--- SUPPLIED DATA ---

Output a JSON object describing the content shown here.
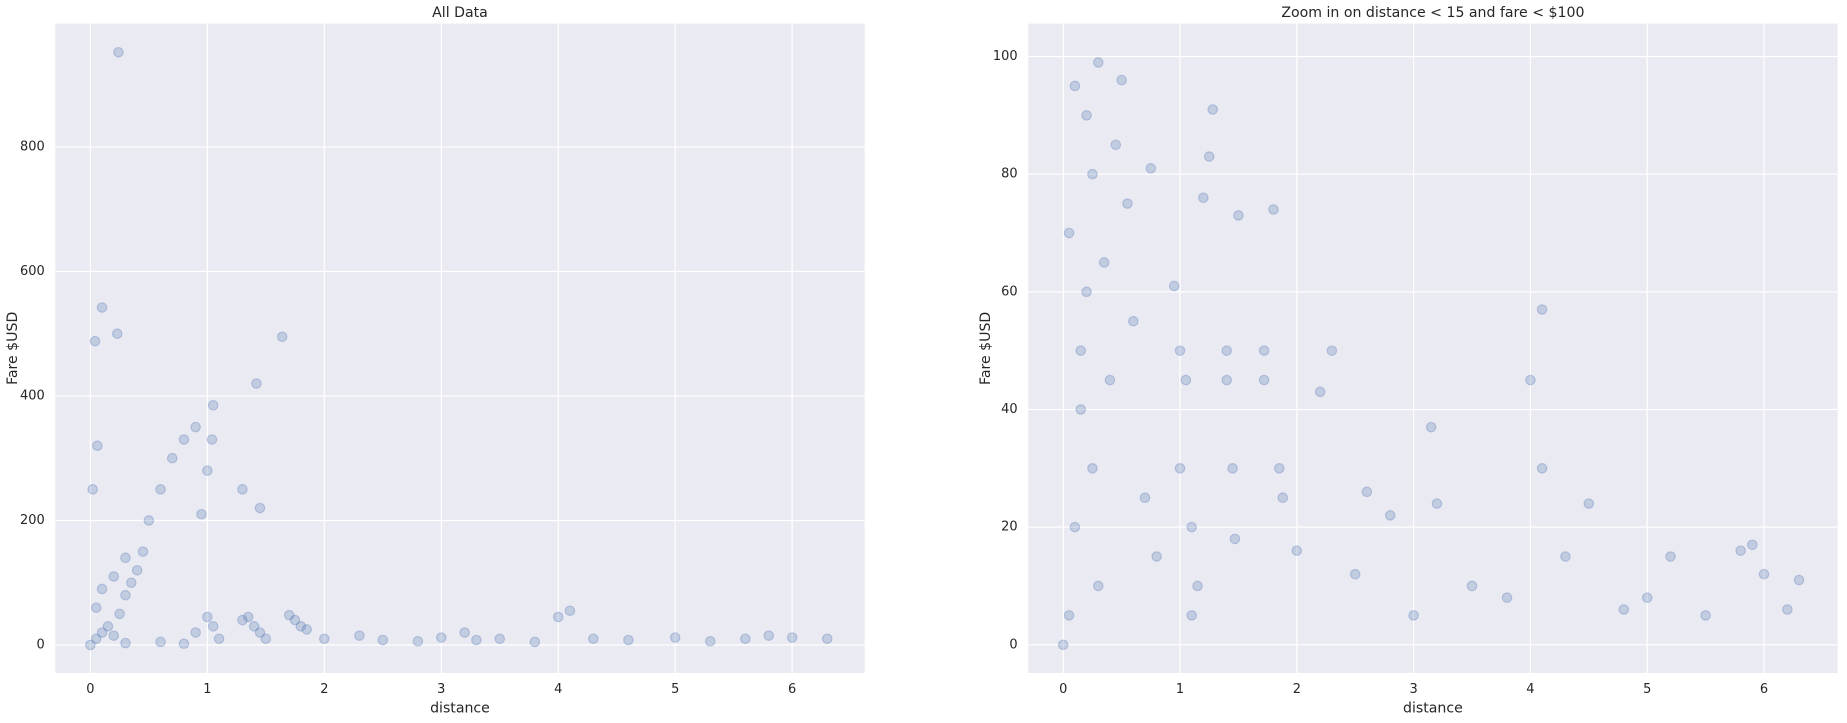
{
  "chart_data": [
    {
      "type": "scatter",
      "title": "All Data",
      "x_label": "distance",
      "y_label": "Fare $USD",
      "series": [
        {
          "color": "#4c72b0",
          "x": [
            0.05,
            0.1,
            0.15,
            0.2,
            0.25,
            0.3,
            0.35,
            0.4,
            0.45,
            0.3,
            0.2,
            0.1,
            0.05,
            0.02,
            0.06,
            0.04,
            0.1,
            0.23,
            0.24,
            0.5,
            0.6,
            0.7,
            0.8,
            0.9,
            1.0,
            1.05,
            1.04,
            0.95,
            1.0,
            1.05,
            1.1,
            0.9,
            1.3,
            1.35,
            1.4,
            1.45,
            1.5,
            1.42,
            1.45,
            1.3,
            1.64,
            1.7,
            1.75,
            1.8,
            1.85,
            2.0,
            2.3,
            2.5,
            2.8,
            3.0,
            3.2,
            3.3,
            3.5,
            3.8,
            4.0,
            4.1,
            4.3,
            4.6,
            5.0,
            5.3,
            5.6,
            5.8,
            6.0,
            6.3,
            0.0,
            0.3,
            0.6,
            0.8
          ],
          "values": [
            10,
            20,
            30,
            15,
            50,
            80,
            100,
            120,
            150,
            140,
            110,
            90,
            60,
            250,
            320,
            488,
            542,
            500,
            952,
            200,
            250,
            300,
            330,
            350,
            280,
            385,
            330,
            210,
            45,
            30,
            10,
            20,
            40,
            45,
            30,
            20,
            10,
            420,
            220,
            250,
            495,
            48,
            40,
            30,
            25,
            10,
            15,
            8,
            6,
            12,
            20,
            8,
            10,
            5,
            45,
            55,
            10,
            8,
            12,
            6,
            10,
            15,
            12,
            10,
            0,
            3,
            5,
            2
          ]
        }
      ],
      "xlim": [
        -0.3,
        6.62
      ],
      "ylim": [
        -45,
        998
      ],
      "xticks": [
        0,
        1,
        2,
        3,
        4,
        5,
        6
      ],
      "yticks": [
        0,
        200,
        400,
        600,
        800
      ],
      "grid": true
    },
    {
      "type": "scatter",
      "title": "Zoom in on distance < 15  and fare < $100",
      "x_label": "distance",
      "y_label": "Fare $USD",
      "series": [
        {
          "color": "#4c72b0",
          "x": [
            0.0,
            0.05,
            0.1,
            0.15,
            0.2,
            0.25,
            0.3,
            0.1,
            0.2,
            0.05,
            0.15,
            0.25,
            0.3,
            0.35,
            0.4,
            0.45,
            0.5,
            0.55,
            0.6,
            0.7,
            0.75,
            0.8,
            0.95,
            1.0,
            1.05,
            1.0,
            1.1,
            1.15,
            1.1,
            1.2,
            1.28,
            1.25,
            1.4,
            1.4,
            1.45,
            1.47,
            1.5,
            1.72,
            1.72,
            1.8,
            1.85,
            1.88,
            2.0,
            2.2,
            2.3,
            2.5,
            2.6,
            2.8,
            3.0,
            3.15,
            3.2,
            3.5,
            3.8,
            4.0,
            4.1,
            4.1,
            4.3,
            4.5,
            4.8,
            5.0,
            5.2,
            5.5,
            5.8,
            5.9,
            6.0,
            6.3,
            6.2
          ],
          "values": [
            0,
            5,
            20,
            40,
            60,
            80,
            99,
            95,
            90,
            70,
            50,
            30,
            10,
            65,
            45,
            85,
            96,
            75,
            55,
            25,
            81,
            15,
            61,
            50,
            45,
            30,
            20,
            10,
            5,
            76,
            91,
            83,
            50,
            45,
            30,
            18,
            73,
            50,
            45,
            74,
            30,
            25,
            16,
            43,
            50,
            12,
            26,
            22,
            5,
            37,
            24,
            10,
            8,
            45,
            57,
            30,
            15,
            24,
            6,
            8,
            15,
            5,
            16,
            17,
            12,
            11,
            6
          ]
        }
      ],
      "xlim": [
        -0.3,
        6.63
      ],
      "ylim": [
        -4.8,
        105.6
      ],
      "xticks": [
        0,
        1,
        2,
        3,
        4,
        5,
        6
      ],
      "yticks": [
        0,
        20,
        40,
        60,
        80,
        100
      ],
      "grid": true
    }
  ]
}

---

> **TASK BRIEF**: Copy the material shown above in full and exactly. Skip the pictures.

> **TASK OUTPUT**:
Output a JSON object describing the content shown here.
{
  "chart_data": [
    {
      "type": "scatter",
      "title": "All Data",
      "x_label": "distance",
      "y_label": "Fare $USD",
      "series": [
        {
          "color": "#4c72b0",
          "x": [
            0.05,
            0.1,
            0.15,
            0.2,
            0.25,
            0.3,
            0.35,
            0.4,
            0.45,
            0.3,
            0.2,
            0.1,
            0.05,
            0.02,
            0.06,
            0.04,
            0.1,
            0.23,
            0.24,
            0.5,
            0.6,
            0.7,
            0.8,
            0.9,
            1.0,
            1.05,
            1.04,
            0.95,
            1.0,
            1.05,
            1.1,
            0.9,
            1.3,
            1.35,
            1.4,
            1.45,
            1.5,
            1.42,
            1.45,
            1.3,
            1.64,
            1.7,
            1.75,
            1.8,
            1.85,
            2.0,
            2.3,
            2.5,
            2.8,
            3.0,
            3.2,
            3.3,
            3.5,
            3.8,
            4.0,
            4.1,
            4.3,
            4.6,
            5.0,
            5.3,
            5.6,
            5.8,
            6.0,
            6.3,
            0.0,
            0.3,
            0.6,
            0.8
          ],
          "values": [
            10,
            20,
            30,
            15,
            50,
            80,
            100,
            120,
            150,
            140,
            110,
            90,
            60,
            250,
            320,
            488,
            542,
            500,
            952,
            200,
            250,
            300,
            330,
            350,
            280,
            385,
            330,
            210,
            45,
            30,
            10,
            20,
            40,
            45,
            30,
            20,
            10,
            420,
            220,
            250,
            495,
            48,
            40,
            30,
            25,
            10,
            15,
            8,
            6,
            12,
            20,
            8,
            10,
            5,
            45,
            55,
            10,
            8,
            12,
            6,
            10,
            15,
            12,
            10,
            0,
            3,
            5,
            2
          ]
        }
      ],
      "xlim": [
        -0.3,
        6.62
      ],
      "ylim": [
        -45,
        998
      ],
      "xticks": [
        0,
        1,
        2,
        3,
        4,
        5,
        6
      ],
      "yticks": [
        0,
        200,
        400,
        600,
        800
      ],
      "grid": true
    },
    {
      "type": "scatter",
      "title": "Zoom in on distance < 15  and fare < $100",
      "x_label": "distance",
      "y_label": "Fare $USD",
      "series": [
        {
          "color": "#4c72b0",
          "x": [
            0.0,
            0.05,
            0.1,
            0.15,
            0.2,
            0.25,
            0.3,
            0.1,
            0.2,
            0.05,
            0.15,
            0.25,
            0.3,
            0.35,
            0.4,
            0.45,
            0.5,
            0.55,
            0.6,
            0.7,
            0.75,
            0.8,
            0.95,
            1.0,
            1.05,
            1.0,
            1.1,
            1.15,
            1.1,
            1.2,
            1.28,
            1.25,
            1.4,
            1.4,
            1.45,
            1.47,
            1.5,
            1.72,
            1.72,
            1.8,
            1.85,
            1.88,
            2.0,
            2.2,
            2.3,
            2.5,
            2.6,
            2.8,
            3.0,
            3.15,
            3.2,
            3.5,
            3.8,
            4.0,
            4.1,
            4.1,
            4.3,
            4.5,
            4.8,
            5.0,
            5.2,
            5.5,
            5.8,
            5.9,
            6.0,
            6.3,
            6.2
          ],
          "values": [
            0,
            5,
            20,
            40,
            60,
            80,
            99,
            95,
            90,
            70,
            50,
            30,
            10,
            65,
            45,
            85,
            96,
            75,
            55,
            25,
            81,
            15,
            61,
            50,
            45,
            30,
            20,
            10,
            5,
            76,
            91,
            83,
            50,
            45,
            30,
            18,
            73,
            50,
            45,
            74,
            30,
            25,
            16,
            43,
            50,
            12,
            26,
            22,
            5,
            37,
            24,
            10,
            8,
            45,
            57,
            30,
            15,
            24,
            6,
            8,
            15,
            5,
            16,
            17,
            12,
            11,
            6
          ]
        }
      ],
      "xlim": [
        -0.3,
        6.63
      ],
      "ylim": [
        -4.8,
        105.6
      ],
      "xticks": [
        0,
        1,
        2,
        3,
        4,
        5,
        6
      ],
      "yticks": [
        0,
        20,
        40,
        60,
        80,
        100
      ],
      "grid": true
    }
  ]
}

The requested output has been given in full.